• DIRECTIONS
Every entry must be given again exactly.

---------- EXTRACTED RECORDS

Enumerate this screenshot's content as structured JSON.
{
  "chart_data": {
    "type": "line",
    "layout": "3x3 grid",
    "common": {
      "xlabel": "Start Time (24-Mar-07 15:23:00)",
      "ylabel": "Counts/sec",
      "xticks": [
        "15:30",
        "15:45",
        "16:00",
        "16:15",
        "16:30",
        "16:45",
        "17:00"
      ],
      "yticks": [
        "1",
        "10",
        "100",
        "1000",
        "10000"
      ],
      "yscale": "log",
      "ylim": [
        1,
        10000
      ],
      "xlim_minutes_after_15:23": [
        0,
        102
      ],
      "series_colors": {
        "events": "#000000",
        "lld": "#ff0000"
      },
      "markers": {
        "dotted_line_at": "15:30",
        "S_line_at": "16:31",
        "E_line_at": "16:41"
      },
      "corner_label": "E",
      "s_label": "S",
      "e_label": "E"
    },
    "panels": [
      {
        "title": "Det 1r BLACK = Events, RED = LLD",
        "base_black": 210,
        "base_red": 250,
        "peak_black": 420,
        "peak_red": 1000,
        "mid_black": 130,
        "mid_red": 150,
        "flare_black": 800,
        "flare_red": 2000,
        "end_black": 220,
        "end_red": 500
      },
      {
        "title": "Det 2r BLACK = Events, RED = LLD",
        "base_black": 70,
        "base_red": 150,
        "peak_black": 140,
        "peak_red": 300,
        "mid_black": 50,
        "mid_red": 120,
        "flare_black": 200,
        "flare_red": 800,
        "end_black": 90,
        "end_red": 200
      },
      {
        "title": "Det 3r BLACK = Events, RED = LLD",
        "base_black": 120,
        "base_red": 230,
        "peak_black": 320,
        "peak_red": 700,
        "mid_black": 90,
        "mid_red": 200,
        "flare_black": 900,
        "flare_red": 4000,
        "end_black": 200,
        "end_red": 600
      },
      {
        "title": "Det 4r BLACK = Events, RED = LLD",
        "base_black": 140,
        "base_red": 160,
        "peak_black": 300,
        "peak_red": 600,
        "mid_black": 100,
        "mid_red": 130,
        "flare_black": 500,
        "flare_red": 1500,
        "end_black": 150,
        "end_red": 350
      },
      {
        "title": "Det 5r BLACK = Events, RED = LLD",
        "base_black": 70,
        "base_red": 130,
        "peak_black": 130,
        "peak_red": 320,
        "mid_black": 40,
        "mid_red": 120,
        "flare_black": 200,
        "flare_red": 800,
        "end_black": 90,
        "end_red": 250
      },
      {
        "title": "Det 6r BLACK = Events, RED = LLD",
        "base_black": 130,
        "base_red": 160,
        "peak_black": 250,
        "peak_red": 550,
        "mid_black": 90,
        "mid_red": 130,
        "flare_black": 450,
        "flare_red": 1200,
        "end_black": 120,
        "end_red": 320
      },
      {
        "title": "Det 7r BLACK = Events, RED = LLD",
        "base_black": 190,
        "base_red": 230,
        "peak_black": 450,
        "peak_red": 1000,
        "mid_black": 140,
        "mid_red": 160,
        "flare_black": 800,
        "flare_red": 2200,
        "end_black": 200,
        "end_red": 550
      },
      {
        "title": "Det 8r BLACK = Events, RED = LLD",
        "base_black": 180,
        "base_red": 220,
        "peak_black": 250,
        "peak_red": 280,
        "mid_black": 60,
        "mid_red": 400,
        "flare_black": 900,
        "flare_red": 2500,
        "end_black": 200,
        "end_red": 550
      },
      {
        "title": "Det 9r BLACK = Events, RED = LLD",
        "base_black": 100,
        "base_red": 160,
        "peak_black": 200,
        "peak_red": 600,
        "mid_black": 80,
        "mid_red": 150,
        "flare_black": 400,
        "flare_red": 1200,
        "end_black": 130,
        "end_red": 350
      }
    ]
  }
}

--------------------

• EXERCISE RESULT
Enumerate this screenshot's content as structured JSON.
{
  "chart_data": {
    "type": "line",
    "layout": "3x3 grid",
    "common": {
      "xlabel": "Start Time (24-Mar-07 15:23:00)",
      "ylabel": "Counts/sec",
      "xticks": [
        "15:30",
        "15:45",
        "16:00",
        "16:15",
        "16:30",
        "16:45",
        "17:00"
      ],
      "yticks": [
        "1",
        "10",
        "100",
        "1000",
        "10000"
      ],
      "yscale": "log",
      "ylim": [
        1,
        10000
      ],
      "xlim_minutes_after_15:23": [
        0,
        102
      ],
      "series_colors": {
        "events": "#000000",
        "lld": "#ff0000"
      },
      "markers": {
        "dotted_line_at": "15:30",
        "S_line_at": "16:31",
        "E_line_at": "16:41"
      },
      "corner_label": "E",
      "s_label": "S",
      "e_label": "E"
    },
    "panels": [
      {
        "title": "Det 1r BLACK = Events, RED = LLD",
        "base_black": 210,
        "base_red": 250,
        "peak_black": 420,
        "peak_red": 1000,
        "mid_black": 130,
        "mid_red": 150,
        "flare_black": 800,
        "flare_red": 2000,
        "end_black": 220,
        "end_red": 500
      },
      {
        "title": "Det 2r BLACK = Events, RED = LLD",
        "base_black": 70,
        "base_red": 150,
        "peak_black": 140,
        "peak_red": 300,
        "mid_black": 50,
        "mid_red": 120,
        "flare_black": 200,
        "flare_red": 800,
        "end_black": 90,
        "end_red": 200
      },
      {
        "title": "Det 3r BLACK = Events, RED = LLD",
        "base_black": 120,
        "base_red": 230,
        "peak_black": 320,
        "peak_red": 700,
        "mid_black": 90,
        "mid_red": 200,
        "flare_black": 900,
        "flare_red": 4000,
        "end_black": 200,
        "end_red": 600
      },
      {
        "title": "Det 4r BLACK = Events, RED = LLD",
        "base_black": 140,
        "base_red": 160,
        "peak_black": 300,
        "peak_red": 600,
        "mid_black": 100,
        "mid_red": 130,
        "flare_black": 500,
        "flare_red": 1500,
        "end_black": 150,
        "end_red": 350
      },
      {
        "title": "Det 5r BLACK = Events, RED = LLD",
        "base_black": 70,
        "base_red": 130,
        "peak_black": 130,
        "peak_red": 320,
        "mid_black": 40,
        "mid_red": 120,
        "flare_black": 200,
        "flare_red": 800,
        "end_black": 90,
        "end_red": 250
      },
      {
        "title": "Det 6r BLACK = Events, RED = LLD",
        "base_black": 130,
        "base_red": 160,
        "peak_black": 250,
        "peak_red": 550,
        "mid_black": 90,
        "mid_red": 130,
        "flare_black": 450,
        "flare_red": 1200,
        "end_black": 120,
        "end_red": 320
      },
      {
        "title": "Det 7r BLACK = Events, RED = LLD",
        "base_black": 190,
        "base_red": 230,
        "peak_black": 450,
        "peak_red": 1000,
        "mid_black": 140,
        "mid_red": 160,
        "flare_black": 800,
        "flare_red": 2200,
        "end_black": 200,
        "end_red": 550
      },
      {
        "title": "Det 8r BLACK = Events, RED = LLD",
        "base_black": 180,
        "base_red": 220,
        "peak_black": 250,
        "peak_red": 280,
        "mid_black": 60,
        "mid_red": 400,
        "flare_black": 900,
        "flare_red": 2500,
        "end_black": 200,
        "end_red": 550
      },
      {
        "title": "Det 9r BLACK = Events, RED = LLD",
        "base_black": 100,
        "base_red": 160,
        "peak_black": 200,
        "peak_red": 600,
        "mid_black": 80,
        "mid_red": 150,
        "flare_black": 400,
        "flare_red": 1200,
        "end_black": 130,
        "end_red": 350
      }
    ]
  }
}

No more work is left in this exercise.